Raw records
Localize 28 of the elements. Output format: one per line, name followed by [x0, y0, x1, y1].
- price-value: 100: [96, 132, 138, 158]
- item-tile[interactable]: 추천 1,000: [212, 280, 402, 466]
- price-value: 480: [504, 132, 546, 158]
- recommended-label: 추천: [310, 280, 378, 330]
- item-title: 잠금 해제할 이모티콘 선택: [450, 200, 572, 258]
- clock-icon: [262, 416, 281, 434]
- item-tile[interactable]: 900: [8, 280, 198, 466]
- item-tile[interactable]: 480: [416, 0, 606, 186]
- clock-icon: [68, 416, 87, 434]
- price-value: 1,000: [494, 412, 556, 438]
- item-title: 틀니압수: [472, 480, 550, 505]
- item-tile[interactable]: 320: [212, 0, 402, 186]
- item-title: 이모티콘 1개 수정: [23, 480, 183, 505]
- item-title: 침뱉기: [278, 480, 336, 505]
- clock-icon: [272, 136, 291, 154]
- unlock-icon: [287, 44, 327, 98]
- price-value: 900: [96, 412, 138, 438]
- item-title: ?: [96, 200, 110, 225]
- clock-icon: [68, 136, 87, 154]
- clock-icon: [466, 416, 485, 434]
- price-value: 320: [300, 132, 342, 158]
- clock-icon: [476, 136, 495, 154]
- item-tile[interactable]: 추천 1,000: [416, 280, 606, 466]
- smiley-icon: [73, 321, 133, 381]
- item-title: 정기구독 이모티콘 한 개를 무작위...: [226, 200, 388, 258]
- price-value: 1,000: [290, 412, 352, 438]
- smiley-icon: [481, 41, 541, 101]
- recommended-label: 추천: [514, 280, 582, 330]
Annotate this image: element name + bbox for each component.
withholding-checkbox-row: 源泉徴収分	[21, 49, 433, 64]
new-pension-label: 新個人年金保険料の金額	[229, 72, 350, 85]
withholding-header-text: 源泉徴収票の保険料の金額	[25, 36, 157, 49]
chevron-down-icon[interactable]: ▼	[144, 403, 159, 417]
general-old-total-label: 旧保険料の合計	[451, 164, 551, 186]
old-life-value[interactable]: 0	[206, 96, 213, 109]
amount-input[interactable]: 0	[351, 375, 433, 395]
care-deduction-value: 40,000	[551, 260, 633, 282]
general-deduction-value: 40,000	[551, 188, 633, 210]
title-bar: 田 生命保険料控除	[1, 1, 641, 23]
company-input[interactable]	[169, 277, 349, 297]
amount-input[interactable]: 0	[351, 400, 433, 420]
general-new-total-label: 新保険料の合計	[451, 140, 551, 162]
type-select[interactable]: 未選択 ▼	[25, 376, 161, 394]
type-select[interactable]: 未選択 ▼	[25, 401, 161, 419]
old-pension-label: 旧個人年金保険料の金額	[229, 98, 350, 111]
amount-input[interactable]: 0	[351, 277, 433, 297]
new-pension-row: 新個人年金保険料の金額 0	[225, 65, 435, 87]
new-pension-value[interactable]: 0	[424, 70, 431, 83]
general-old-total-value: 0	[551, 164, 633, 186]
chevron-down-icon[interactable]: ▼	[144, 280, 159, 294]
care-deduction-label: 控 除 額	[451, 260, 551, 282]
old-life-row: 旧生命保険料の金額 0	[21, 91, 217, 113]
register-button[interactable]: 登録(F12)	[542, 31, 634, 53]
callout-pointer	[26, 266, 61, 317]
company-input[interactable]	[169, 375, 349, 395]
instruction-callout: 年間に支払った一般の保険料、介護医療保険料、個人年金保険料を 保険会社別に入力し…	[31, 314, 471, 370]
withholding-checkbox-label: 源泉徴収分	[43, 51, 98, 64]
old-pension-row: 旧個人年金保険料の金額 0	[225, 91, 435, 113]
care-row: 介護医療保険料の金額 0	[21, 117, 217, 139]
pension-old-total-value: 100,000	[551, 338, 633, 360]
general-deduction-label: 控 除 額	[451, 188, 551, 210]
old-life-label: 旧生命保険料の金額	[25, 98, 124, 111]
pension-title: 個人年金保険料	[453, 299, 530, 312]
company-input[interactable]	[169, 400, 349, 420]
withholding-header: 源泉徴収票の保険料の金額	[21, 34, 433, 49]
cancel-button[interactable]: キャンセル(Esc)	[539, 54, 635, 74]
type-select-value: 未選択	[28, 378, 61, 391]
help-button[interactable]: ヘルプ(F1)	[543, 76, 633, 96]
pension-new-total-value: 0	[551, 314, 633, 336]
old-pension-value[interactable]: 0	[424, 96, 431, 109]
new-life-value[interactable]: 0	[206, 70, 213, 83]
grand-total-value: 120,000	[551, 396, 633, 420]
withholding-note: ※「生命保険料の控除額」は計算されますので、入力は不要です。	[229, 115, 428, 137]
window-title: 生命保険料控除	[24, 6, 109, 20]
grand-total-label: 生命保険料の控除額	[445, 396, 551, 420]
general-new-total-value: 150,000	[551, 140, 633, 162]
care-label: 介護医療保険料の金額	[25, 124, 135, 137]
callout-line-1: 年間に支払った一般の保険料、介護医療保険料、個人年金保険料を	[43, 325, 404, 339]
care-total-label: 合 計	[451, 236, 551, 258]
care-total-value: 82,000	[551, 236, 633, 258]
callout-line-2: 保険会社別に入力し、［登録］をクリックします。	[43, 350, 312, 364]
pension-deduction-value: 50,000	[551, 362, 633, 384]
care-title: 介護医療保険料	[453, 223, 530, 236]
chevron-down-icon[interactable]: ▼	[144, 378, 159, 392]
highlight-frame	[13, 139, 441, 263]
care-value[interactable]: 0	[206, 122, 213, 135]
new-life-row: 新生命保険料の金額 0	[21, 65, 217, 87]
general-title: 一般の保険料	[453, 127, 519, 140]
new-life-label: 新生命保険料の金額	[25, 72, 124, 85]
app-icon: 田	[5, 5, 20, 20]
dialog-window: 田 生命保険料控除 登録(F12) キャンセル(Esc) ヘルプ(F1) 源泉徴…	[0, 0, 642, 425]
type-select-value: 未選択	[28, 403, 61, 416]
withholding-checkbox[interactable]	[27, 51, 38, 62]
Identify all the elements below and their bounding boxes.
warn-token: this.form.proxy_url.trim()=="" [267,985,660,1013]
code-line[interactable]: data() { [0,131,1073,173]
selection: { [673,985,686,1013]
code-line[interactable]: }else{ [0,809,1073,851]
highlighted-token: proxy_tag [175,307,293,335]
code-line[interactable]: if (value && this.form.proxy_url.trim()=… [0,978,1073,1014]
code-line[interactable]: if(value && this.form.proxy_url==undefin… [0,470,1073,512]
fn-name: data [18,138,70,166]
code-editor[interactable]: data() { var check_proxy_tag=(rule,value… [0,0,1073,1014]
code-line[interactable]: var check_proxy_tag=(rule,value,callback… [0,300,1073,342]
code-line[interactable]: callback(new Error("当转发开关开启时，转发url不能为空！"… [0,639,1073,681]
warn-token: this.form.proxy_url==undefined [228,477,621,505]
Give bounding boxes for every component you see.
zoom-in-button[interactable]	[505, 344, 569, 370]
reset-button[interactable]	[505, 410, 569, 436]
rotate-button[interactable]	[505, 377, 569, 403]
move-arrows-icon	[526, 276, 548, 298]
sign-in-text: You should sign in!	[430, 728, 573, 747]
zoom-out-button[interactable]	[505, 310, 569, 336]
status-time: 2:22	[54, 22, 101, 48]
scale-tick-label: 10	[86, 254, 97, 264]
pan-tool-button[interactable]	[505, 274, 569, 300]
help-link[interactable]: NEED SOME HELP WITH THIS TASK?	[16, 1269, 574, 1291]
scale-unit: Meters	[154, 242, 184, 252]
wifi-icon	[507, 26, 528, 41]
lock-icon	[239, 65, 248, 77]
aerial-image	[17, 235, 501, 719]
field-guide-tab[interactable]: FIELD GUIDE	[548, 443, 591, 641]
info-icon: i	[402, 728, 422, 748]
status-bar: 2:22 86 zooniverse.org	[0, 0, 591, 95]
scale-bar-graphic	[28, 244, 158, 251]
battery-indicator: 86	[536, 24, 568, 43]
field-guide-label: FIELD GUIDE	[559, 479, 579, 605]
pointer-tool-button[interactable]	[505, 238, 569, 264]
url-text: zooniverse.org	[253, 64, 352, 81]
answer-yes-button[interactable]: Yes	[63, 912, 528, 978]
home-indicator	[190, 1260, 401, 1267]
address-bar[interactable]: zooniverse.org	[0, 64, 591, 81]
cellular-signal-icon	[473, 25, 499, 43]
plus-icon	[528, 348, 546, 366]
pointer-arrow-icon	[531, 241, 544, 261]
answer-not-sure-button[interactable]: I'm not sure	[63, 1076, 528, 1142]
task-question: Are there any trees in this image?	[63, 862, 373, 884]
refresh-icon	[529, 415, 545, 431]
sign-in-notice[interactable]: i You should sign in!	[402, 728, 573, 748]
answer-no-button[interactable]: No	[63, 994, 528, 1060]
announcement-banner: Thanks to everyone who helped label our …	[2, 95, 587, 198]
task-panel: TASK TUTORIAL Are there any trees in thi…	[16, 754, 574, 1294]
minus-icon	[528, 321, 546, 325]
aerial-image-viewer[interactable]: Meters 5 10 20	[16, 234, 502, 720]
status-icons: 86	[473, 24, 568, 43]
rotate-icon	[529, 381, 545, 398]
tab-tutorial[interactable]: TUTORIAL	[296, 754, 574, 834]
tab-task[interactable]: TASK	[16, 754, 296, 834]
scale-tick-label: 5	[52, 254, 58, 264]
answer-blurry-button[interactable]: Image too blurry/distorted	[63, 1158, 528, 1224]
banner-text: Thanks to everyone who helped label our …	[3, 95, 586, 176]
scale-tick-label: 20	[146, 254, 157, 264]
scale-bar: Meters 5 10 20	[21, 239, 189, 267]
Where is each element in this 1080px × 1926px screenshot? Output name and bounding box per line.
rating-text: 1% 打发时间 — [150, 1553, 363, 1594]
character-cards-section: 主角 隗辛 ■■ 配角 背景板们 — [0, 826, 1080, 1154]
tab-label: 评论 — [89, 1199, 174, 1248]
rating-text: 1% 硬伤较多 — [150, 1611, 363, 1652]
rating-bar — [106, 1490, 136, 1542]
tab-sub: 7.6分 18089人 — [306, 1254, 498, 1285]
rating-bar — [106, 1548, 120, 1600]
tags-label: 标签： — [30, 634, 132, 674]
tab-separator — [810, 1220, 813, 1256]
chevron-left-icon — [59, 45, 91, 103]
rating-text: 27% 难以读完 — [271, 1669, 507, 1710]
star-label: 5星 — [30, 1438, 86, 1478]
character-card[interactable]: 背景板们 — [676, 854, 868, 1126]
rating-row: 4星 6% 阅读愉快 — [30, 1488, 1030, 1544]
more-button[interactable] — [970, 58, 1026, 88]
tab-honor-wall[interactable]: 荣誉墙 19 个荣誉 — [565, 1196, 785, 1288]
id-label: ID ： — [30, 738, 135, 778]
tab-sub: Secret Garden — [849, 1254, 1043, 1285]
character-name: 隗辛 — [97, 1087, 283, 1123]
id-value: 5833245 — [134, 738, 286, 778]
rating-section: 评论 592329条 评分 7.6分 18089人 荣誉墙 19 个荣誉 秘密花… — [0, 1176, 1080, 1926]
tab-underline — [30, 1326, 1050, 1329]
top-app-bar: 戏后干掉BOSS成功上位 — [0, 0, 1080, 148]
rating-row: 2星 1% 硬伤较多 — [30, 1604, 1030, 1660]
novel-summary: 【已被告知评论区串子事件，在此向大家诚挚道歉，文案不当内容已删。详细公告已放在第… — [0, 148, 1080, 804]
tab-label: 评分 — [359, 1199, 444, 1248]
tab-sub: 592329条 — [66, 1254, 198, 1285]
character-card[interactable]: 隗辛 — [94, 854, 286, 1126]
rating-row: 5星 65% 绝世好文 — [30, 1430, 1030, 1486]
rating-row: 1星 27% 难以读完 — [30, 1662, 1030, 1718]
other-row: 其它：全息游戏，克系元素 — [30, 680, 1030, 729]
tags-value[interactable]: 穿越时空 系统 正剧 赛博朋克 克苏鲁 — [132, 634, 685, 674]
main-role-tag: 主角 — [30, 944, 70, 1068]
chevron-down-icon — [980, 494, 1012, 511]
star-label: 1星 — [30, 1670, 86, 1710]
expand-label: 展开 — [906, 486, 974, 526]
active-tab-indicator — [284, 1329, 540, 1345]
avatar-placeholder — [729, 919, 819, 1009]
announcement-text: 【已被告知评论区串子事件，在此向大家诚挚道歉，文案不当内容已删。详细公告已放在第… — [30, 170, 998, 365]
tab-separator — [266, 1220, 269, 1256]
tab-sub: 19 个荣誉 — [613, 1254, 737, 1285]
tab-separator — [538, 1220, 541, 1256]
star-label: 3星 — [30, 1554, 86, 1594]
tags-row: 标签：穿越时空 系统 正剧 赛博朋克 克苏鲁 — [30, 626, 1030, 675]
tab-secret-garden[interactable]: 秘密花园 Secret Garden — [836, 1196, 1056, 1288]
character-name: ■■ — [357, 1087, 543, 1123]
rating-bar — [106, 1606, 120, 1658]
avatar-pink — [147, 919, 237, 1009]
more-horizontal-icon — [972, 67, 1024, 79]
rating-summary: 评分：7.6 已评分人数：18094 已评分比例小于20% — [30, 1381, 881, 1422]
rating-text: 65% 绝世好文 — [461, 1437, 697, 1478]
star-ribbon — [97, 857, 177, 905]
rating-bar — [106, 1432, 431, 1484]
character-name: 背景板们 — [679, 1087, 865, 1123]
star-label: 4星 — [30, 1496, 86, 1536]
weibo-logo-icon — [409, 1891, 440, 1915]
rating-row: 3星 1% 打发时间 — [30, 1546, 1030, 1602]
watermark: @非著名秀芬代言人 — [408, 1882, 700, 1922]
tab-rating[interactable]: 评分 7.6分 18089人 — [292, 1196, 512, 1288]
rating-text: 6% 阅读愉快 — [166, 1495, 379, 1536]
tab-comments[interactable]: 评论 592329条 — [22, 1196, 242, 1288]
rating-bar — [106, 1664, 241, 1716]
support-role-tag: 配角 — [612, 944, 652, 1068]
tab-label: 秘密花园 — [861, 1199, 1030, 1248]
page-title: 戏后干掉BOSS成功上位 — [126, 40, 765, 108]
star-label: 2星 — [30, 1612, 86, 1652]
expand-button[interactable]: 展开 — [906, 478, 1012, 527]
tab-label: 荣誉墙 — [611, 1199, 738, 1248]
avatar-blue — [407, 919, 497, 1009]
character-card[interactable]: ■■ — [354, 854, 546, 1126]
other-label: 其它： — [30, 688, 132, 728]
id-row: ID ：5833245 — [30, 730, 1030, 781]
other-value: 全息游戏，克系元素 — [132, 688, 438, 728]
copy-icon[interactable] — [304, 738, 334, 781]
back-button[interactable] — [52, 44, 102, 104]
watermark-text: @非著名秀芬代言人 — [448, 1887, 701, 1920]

## YOUR TASK
Count the lines in the material above that contain the string "title". Reply with the number only.

## WRITTEN SOLUTION
12